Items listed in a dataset
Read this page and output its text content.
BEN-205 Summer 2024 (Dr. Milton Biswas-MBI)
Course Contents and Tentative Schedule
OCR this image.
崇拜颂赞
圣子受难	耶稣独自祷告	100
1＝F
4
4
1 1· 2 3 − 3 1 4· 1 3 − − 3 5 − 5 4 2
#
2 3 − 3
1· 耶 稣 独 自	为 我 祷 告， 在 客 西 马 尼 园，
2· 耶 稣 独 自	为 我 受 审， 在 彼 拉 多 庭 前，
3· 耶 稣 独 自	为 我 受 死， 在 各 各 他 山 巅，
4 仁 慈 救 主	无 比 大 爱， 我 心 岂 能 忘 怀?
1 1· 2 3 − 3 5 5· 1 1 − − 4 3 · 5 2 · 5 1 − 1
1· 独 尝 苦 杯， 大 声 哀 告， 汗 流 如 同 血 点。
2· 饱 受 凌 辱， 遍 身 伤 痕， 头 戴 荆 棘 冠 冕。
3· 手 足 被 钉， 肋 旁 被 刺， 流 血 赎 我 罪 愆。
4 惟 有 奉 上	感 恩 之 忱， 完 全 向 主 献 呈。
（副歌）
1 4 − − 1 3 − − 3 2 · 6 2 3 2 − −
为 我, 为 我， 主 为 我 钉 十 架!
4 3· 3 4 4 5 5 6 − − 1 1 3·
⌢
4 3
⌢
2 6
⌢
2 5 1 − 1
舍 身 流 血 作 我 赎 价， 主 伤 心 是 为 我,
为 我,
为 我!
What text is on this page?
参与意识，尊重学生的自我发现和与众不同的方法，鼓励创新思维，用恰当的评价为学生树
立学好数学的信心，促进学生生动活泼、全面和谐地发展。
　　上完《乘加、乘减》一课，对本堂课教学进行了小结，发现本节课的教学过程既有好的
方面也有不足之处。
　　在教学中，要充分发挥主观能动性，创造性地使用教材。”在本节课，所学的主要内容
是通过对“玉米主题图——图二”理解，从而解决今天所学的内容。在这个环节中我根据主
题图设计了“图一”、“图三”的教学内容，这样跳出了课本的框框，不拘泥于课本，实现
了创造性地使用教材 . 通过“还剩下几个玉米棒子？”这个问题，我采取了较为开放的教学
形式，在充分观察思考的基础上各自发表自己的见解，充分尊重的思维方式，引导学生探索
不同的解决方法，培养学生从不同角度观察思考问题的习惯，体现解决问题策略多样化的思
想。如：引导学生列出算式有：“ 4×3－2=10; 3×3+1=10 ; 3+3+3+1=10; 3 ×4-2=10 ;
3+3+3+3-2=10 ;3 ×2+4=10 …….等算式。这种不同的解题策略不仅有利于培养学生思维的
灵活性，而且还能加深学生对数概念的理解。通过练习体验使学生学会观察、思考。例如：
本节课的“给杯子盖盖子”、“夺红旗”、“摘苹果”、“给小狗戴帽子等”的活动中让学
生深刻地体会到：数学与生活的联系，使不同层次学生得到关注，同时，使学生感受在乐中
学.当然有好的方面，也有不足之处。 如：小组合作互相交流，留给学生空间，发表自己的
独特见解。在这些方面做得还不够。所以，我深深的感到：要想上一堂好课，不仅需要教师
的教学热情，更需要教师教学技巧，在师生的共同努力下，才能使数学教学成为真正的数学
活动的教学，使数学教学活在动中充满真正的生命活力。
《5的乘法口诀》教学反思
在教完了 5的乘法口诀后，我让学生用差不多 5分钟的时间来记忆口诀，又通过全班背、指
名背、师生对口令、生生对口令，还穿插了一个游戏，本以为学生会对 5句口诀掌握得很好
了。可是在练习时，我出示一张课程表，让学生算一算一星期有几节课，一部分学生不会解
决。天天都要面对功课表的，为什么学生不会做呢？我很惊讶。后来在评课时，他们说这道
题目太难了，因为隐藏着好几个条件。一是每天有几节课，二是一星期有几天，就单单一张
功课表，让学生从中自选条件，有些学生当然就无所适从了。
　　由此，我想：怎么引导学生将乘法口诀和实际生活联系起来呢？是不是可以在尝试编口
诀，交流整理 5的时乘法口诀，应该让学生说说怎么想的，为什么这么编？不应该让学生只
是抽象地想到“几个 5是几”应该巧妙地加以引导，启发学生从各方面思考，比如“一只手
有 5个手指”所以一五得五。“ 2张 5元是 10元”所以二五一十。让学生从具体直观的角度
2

WRITTEN EXERCISE:
From the listing, copy every line where the string "page" appears.

COMPLETE RESPONSE:
Read this page and output its text content.
What text is on this page?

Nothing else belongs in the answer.